---------- Information provided

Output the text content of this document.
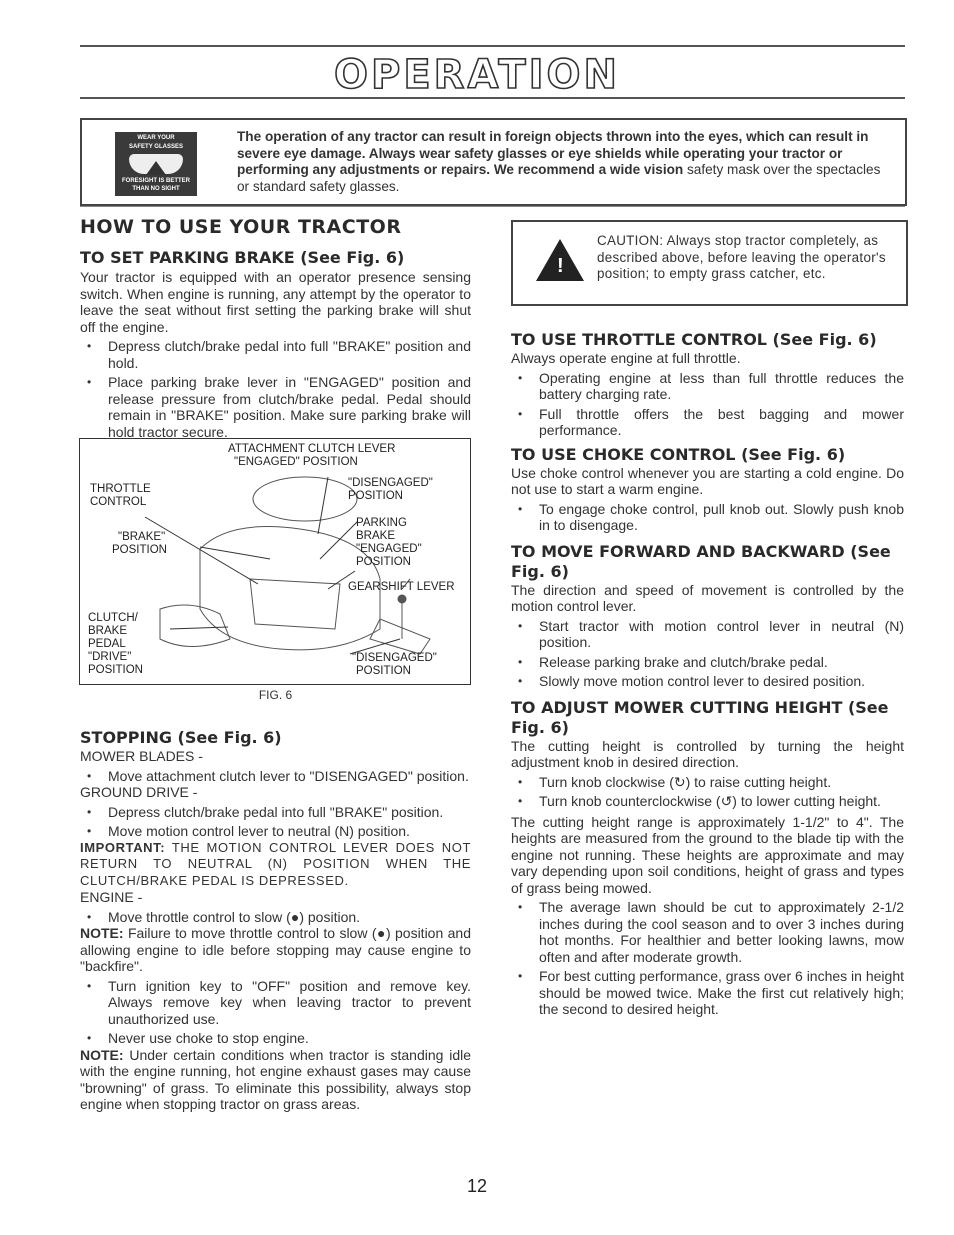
OPERATION
WEAR YOUR
SAFETY GLASSES
FORESIGHT IS BETTER
THAN NO SIGHT
The operation of any tractor can result in foreign objects thrown into the eyes, which can result in severe eye damage. Always wear safety glasses or eye shields while operating your tractor or performing any adjustments or repairs. We recommend a wide vision safety mask over the spectacles or standard safety glasses.
HOW TO USE YOUR TRACTOR
TO SET PARKING BRAKE (See Fig. 6)
Your tractor is equipped with an operator presence sensing switch. When engine is running, any attempt by the operator to leave the seat without first setting the parking brake will shut off the engine.
• Depress clutch/brake pedal into full "BRAKE" position and hold.
• Place parking brake lever in "ENGAGED" position and release pressure from clutch/brake pedal. Pedal should remain in "BRAKE" position. Make sure parking brake will hold tractor secure.
ATTACHMENT CLUTCH LEVER
"ENGAGED" POSITION
THROTTLE
CONTROL
"DISENGAGED"
POSITION
"BRAKE"
POSITION
PARKING
BRAKE
"ENGAGED"
POSITION
GEARSHIFT LEVER
CLUTCH/
BRAKE
PEDAL
"DRIVE"
POSITION
"DISENGAGED"
POSITION
FIG. 6
STOPPING (See Fig. 6)
MOWER BLADES -
• Move attachment clutch lever to "DISENGAGED" position.
GROUND DRIVE -
• Depress clutch/brake pedal into full "BRAKE" position.
• Move motion control lever to neutral (N) position.
IMPORTANT: THE MOTION CONTROL LEVER DOES NOT RETURN TO NEUTRAL (N) POSITION WHEN THE CLUTCH/BRAKE PEDAL IS DEPRESSED.
ENGINE -
• Move throttle control to slow (●) position.
NOTE: Failure to move throttle control to slow (●) position and allowing engine to idle before stopping may cause engine to "backfire".
• Turn ignition key to "OFF" position and remove key. Always remove key when leaving tractor to prevent unauthorized use.
• Never use choke to stop engine.
NOTE: Under certain conditions when tractor is standing idle with the engine running, hot engine exhaust gases may cause "browning" of grass. To eliminate this possibility, always stop engine when stopping tractor on grass areas.
!
CAUTION: Always stop tractor completely, as described above, before leaving the operator's position; to empty grass catcher, etc.
TO USE THROTTLE CONTROL (See Fig. 6)
Always operate engine at full throttle.
• Operating engine at less than full throttle reduces the battery charging rate.
• Full throttle offers the best bagging and mower performance.
TO USE CHOKE CONTROL (See Fig. 6)
Use choke control whenever you are starting a cold engine. Do not use to start a warm engine.
• To engage choke control, pull knob out. Slowly push knob in to disengage.
TO MOVE FORWARD AND BACKWARD (See Fig. 6)
The direction and speed of movement is controlled by the motion control lever.
• Start tractor with motion control lever in neutral (N) position.
• Release parking brake and clutch/brake pedal.
• Slowly move motion control lever to desired position.
TO ADJUST MOWER CUTTING HEIGHT (See Fig. 6)
The cutting height is controlled by turning the height adjustment knob in desired direction.
• Turn knob clockwise (↻) to raise cutting height.
• Turn knob counterclockwise (↺) to lower cutting height.
The cutting height range is approximately 1-1/2" to 4". The heights are measured from the ground to the blade tip with the engine not running. These heights are approximate and may vary depending upon soil conditions, height of grass and types of grass being mowed.
• The average lawn should be cut to approximately 2-1/2 inches during the cool season and to over 3 inches during hot months. For healthier and better looking lawns, mow often and after moderate growth.
• For best cutting performance, grass over 6 inches in height should be mowed twice. Make the first cut relatively high; the second to desired height.
12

--------------------

Which lines hold the string "this"? List them all.

Output the text content of this document.
NOTE: Under certain conditions when tractor is standing idle with the engine running, hot engine exhaust gases may cause "browning" of grass. To eliminate this possibility, always stop engine when stopping tractor on grass areas.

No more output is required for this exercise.